Leave out every picture, and restate word for word only the lines from the one containing "Output a JSON object describing" through the end of the material.

## GIVEN INFORMATION
+-------+
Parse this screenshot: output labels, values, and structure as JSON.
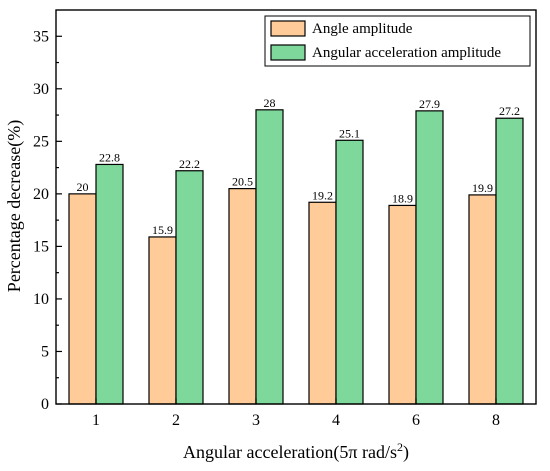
{
  "chart_data": {
    "type": "bar",
    "categories": [
      "1",
      "2",
      "3",
      "4",
      "6",
      "8"
    ],
    "series": [
      {
        "name": "Angle amplitude",
        "color": "#ffcc99",
        "values": [
          20,
          15.9,
          20.5,
          19.2,
          18.9,
          19.9
        ],
        "labels": [
          "20",
          "15.9",
          "20.5",
          "19.2",
          "18.9",
          "19.9"
        ]
      },
      {
        "name": "Angular acceleration amplitude",
        "color": "#7fd89b",
        "values": [
          22.8,
          22.2,
          28,
          25.1,
          27.9,
          27.2
        ],
        "labels": [
          "22.8",
          "22.2",
          "28",
          "25.1",
          "27.9",
          "27.2"
        ]
      }
    ],
    "title": "",
    "xlabel": "Angular acceleration(5π rad/s",
    "xlabel_sup": "2",
    "xlabel_end": ")",
    "ylabel": "Percentage decrease(%)",
    "ylim": [
      0,
      37.5
    ],
    "yticks": [
      "0",
      "5",
      "10",
      "15",
      "20",
      "25",
      "30",
      "35"
    ],
    "grid": false,
    "legend_position": "top-right"
  }
}
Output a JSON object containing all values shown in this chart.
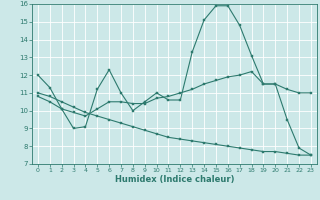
{
  "xlabel": "Humidex (Indice chaleur)",
  "xlim": [
    -0.5,
    23.5
  ],
  "ylim": [
    7,
    16
  ],
  "yticks": [
    7,
    8,
    9,
    10,
    11,
    12,
    13,
    14,
    15,
    16
  ],
  "xticks": [
    0,
    1,
    2,
    3,
    4,
    5,
    6,
    7,
    8,
    9,
    10,
    11,
    12,
    13,
    14,
    15,
    16,
    17,
    18,
    19,
    20,
    21,
    22,
    23
  ],
  "bg_color": "#cce8e8",
  "grid_color": "#ffffff",
  "line_color": "#2d7a6e",
  "line1_y": [
    12.0,
    11.3,
    10.1,
    9.0,
    9.1,
    11.2,
    12.3,
    11.0,
    10.0,
    10.5,
    11.0,
    10.6,
    10.6,
    13.3,
    15.1,
    15.9,
    15.9,
    14.8,
    13.1,
    11.5,
    11.5,
    9.5,
    7.9,
    7.5
  ],
  "line2_y": [
    10.8,
    10.5,
    10.1,
    9.9,
    9.7,
    10.1,
    10.5,
    10.5,
    10.4,
    10.4,
    10.7,
    10.8,
    11.0,
    11.2,
    11.5,
    11.7,
    11.9,
    12.0,
    12.2,
    11.5,
    11.5,
    11.2,
    11.0,
    11.0
  ],
  "line3_y": [
    11.0,
    10.8,
    10.5,
    10.2,
    9.9,
    9.7,
    9.5,
    9.3,
    9.1,
    8.9,
    8.7,
    8.5,
    8.4,
    8.3,
    8.2,
    8.1,
    8.0,
    7.9,
    7.8,
    7.7,
    7.7,
    7.6,
    7.5,
    7.5
  ]
}
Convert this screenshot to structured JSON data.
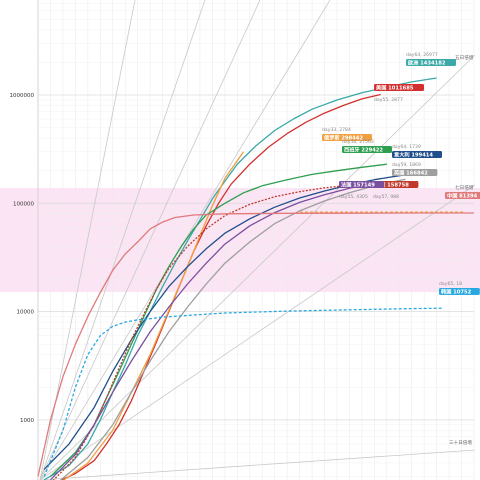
{
  "chart_data": {
    "type": "line",
    "title": "",
    "xlabel": "",
    "ylabel": "",
    "y_scale": "log",
    "ylim": [
      200,
      4000000
    ],
    "xlim": [
      0,
      70
    ],
    "grid": "on",
    "y_ticks": [
      "1000000",
      "100000",
      "10000",
      "1000"
    ],
    "y_tick_values": [
      1000000,
      100000,
      10000,
      1000
    ],
    "reference_lines": [
      {
        "label": "五日倍增",
        "doubling_days": 5,
        "color": "#bbbbbb"
      },
      {
        "label": "七日倍增",
        "doubling_days": 7,
        "color": "#bbbbbb"
      },
      {
        "label": "三十日倍增",
        "doubling_days": 30,
        "color": "#bbbbbb"
      }
    ],
    "series": [
      {
        "tag": "欧洲 1434182",
        "sub": "day64, 26977",
        "color": "#3aa9a8",
        "x": [
          1,
          5,
          8,
          10,
          12,
          14,
          16,
          18,
          20,
          22,
          24,
          26,
          28,
          30,
          32,
          35,
          38,
          41,
          44,
          48,
          52,
          56,
          60,
          64
        ],
        "y": [
          280,
          380,
          600,
          1000,
          1800,
          3200,
          6000,
          10000,
          17000,
          28000,
          45000,
          70000,
          110000,
          160000,
          230000,
          340000,
          470000,
          600000,
          740000,
          900000,
          1050000,
          1180000,
          1320000,
          1434182
        ]
      },
      {
        "tag": "美国 1011685",
        "sub": "day55, 2877",
        "color": "#d32f2f",
        "x": [
          2,
          6,
          9,
          11,
          13,
          15,
          17,
          19,
          21,
          23,
          25,
          27,
          29,
          31,
          34,
          37,
          40,
          43,
          46,
          49,
          52,
          55
        ],
        "y": [
          250,
          320,
          420,
          600,
          900,
          1500,
          2800,
          5200,
          10000,
          19000,
          36000,
          62000,
          100000,
          150000,
          230000,
          330000,
          440000,
          560000,
          680000,
          800000,
          920000,
          1011685
        ]
      },
      {
        "tag": "俄罗斯 298442",
        "sub": "day33, 2784",
        "color": "#f0a040",
        "x": [
          3,
          8,
          12,
          15,
          18,
          20,
          22,
          24,
          26,
          28,
          30,
          33
        ],
        "y": [
          250,
          400,
          800,
          1800,
          4000,
          7500,
          14000,
          26000,
          50000,
          95000,
          170000,
          298442
        ]
      },
      {
        "tag": "西班牙 229422",
        "sub": "day56, 27563",
        "color": "#2e9e4f",
        "x": [
          2,
          6,
          9,
          11,
          13,
          15,
          17,
          19,
          21,
          23,
          25,
          27,
          30,
          33,
          36,
          40,
          44,
          48,
          52,
          56
        ],
        "y": [
          300,
          500,
          900,
          1600,
          2800,
          5000,
          9000,
          16000,
          26000,
          40000,
          58000,
          78000,
          100000,
          125000,
          145000,
          165000,
          185000,
          200000,
          215000,
          229422
        ]
      },
      {
        "tag": "意大利 199414",
        "sub": "day64, 1739",
        "color": "#1f4e8c",
        "x": [
          1,
          5,
          9,
          12,
          15,
          18,
          21,
          24,
          27,
          30,
          34,
          38,
          42,
          46,
          50,
          54,
          58,
          62,
          64
        ],
        "y": [
          350,
          600,
          1300,
          2800,
          5500,
          10000,
          17000,
          26000,
          38000,
          53000,
          72000,
          92000,
          112000,
          130000,
          148000,
          165000,
          180000,
          193000,
          199414
        ]
      },
      {
        "tag": "英国 166842",
        "sub": "day59, 1869",
        "color": "#9e9e9e",
        "x": [
          3,
          8,
          12,
          15,
          18,
          21,
          24,
          27,
          30,
          34,
          38,
          42,
          46,
          50,
          54,
          59
        ],
        "y": [
          260,
          450,
          900,
          1800,
          3500,
          6500,
          11000,
          18000,
          28000,
          44000,
          65000,
          85000,
          105000,
          125000,
          145000,
          166842
        ]
      },
      {
        "tag": "德国 158758",
        "sub": "day57, 988",
        "color": "#c0392b",
        "x": [
          2,
          6,
          9,
          11,
          13,
          15,
          17,
          19,
          21,
          24,
          27,
          30,
          34,
          38,
          42,
          46,
          50,
          54,
          57
        ],
        "y": [
          260,
          450,
          900,
          1600,
          3000,
          5500,
          9500,
          16000,
          25000,
          40000,
          58000,
          77000,
          98000,
          115000,
          128000,
          139000,
          147000,
          154000,
          158758
        ]
      },
      {
        "tag": "法国 157149",
        "sub": "day55, 4305",
        "color": "#7b4fa0",
        "x": [
          2,
          6,
          9,
          12,
          15,
          18,
          21,
          24,
          27,
          30,
          34,
          38,
          42,
          46,
          50,
          55
        ],
        "y": [
          280,
          480,
          900,
          1800,
          3500,
          6500,
          11000,
          18000,
          28000,
          42000,
          62000,
          82000,
          102000,
          120000,
          138000,
          157149
        ]
      },
      {
        "tag": "中国 81394",
        "sub": "",
        "color": "#e07a7a",
        "x": [
          0,
          2,
          4,
          6,
          8,
          10,
          12,
          14,
          16,
          18,
          20,
          22,
          25,
          30,
          40,
          50,
          60,
          70
        ],
        "y": [
          300,
          1000,
          2500,
          5000,
          9000,
          15000,
          24000,
          34000,
          44000,
          58000,
          67000,
          74000,
          78000,
          80000,
          80900,
          81100,
          81300,
          81394
        ]
      },
      {
        "tag": "韩国 10752",
        "sub": "day65, 18",
        "color": "#29a9e0",
        "x": [
          1,
          4,
          6,
          8,
          10,
          12,
          14,
          16,
          18,
          20,
          25,
          30,
          40,
          50,
          60,
          65
        ],
        "y": [
          300,
          800,
          2000,
          4000,
          6000,
          7300,
          8000,
          8400,
          8600,
          8900,
          9300,
          9700,
          10100,
          10400,
          10650,
          10752
        ]
      }
    ]
  }
}
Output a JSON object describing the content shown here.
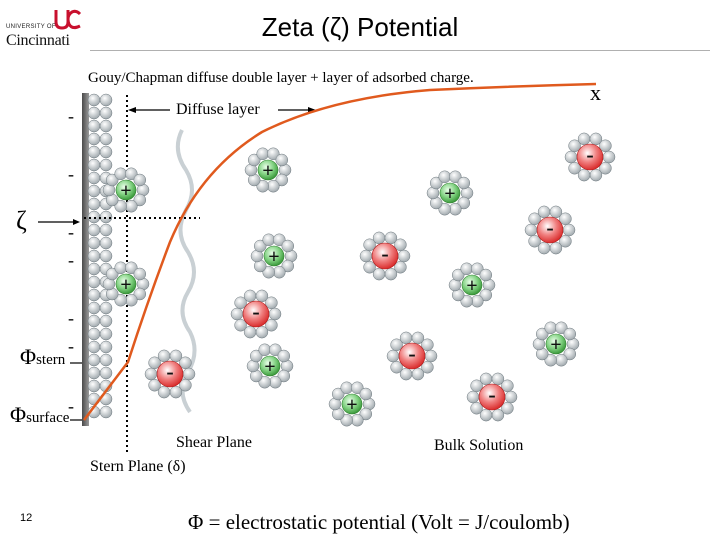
{
  "slide": {
    "title": "Zeta (ζ) Potential",
    "page_number": "12",
    "logo": {
      "line1": "UNIVERSITY OF",
      "line2": "Cincinnati"
    }
  },
  "diagram": {
    "subtitle": "Gouy/Chapman diffuse double layer + layer of adsorbed charge.",
    "x_axis_label": "x",
    "diffuse_layer_label": "Diffuse layer",
    "zeta_label": "ζ",
    "phi_stern": {
      "symbol": "Φ",
      "subscript": "stern"
    },
    "phi_surface": {
      "symbol": "Φ",
      "subscript": "surface"
    },
    "shear_plane_label": "Shear Plane",
    "stern_plane_label": "Stern Plane (δ)",
    "bulk_solution_label": "Bulk Solution",
    "footer_definition": "Φ = electrostatic potential (Volt = J/coulomb)",
    "surface_charges": [
      "-",
      "-",
      "-",
      "-",
      "-",
      "-",
      "-"
    ],
    "ion_symbols": {
      "positive": "+",
      "negative": "-"
    },
    "colors": {
      "curve": "#e05a1e",
      "positive_ion": "#3aa63a",
      "negative_ion": "#e02828",
      "water": "#a9b1b6"
    }
  }
}
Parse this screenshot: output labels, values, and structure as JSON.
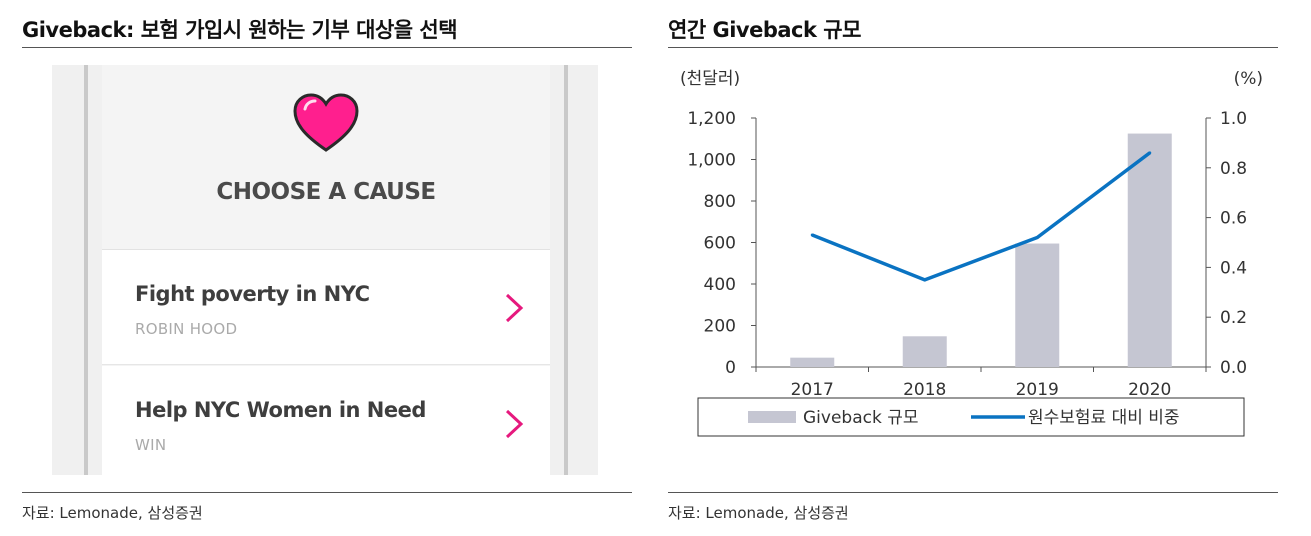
+-------+
## ANSWER TO THE TASK
Output a JSON object describing the content shown here.
{
  "slide": {
    "title": "Zeta (ζ) Potential",
    "page_number": "12",
    "logo": {
      "line1": "UNIVERSITY OF",
      "line2": "Cincinnati"
    }
  },
  "diagram": {
    "subtitle": "Gouy/Chapman diffuse double layer + layer of adsorbed charge.",
    "x_axis_label": "x",
    "diffuse_layer_label": "Diffuse layer",
    "zeta_label": "ζ",
    "phi_stern": {
      "symbol": "Φ",
      "subscript": "stern"
    },
    "phi_surface": {
      "symbol": "Φ",
      "subscript": "surface"
    },
    "shear_plane_label": "Shear Plane",
    "stern_plane_label": "Stern Plane (δ)",
    "bulk_solution_label": "Bulk Solution",
    "footer_definition": "Φ = electrostatic potential (Volt = J/coulomb)",
    "surface_charges": [
      "-",
      "-",
      "-",
      "-",
      "-",
      "-",
      "-"
    ],
    "ion_symbols": {
      "positive": "+",
      "negative": "-"
    },
    "colors": {
      "curve": "#e05a1e",
      "positive_ion": "#3aa63a",
      "negative_ion": "#e02828",
      "water": "#a9b1b6"
    }
  }
}
Parse this screenshot: output labels, values, and structure as JSON.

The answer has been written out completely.